Note each line where "solution" appears, and copy it.

────────────────────────────────────────

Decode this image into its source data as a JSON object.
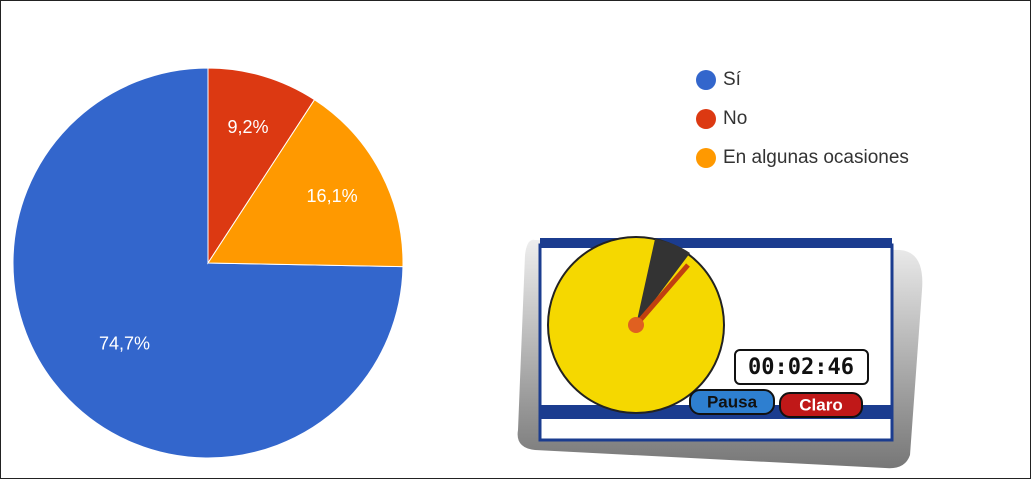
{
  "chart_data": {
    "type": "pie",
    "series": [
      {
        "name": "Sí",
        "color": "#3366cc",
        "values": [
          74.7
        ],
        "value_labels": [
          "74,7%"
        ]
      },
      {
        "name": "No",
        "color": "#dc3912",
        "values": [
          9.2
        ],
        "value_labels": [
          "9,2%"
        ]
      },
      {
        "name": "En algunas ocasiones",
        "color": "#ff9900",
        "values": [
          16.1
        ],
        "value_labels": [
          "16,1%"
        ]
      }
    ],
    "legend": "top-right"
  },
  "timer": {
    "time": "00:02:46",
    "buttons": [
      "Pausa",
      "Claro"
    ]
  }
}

────────────────────────────────────────

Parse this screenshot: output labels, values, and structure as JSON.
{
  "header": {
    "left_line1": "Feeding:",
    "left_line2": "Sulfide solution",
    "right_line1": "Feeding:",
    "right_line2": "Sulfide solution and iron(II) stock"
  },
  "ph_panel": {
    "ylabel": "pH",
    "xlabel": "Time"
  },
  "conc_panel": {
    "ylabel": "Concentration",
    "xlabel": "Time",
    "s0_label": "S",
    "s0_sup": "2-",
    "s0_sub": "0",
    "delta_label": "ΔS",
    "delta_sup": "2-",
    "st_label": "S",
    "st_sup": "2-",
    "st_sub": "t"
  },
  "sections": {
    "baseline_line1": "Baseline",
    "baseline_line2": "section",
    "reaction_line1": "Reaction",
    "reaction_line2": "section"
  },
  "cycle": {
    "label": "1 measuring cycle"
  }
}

────────────────────────────────────────

Complete answer.
    "left_line2": "Sulfide solution",
    "right_line2": "Sulfide solution and iron(II) stock"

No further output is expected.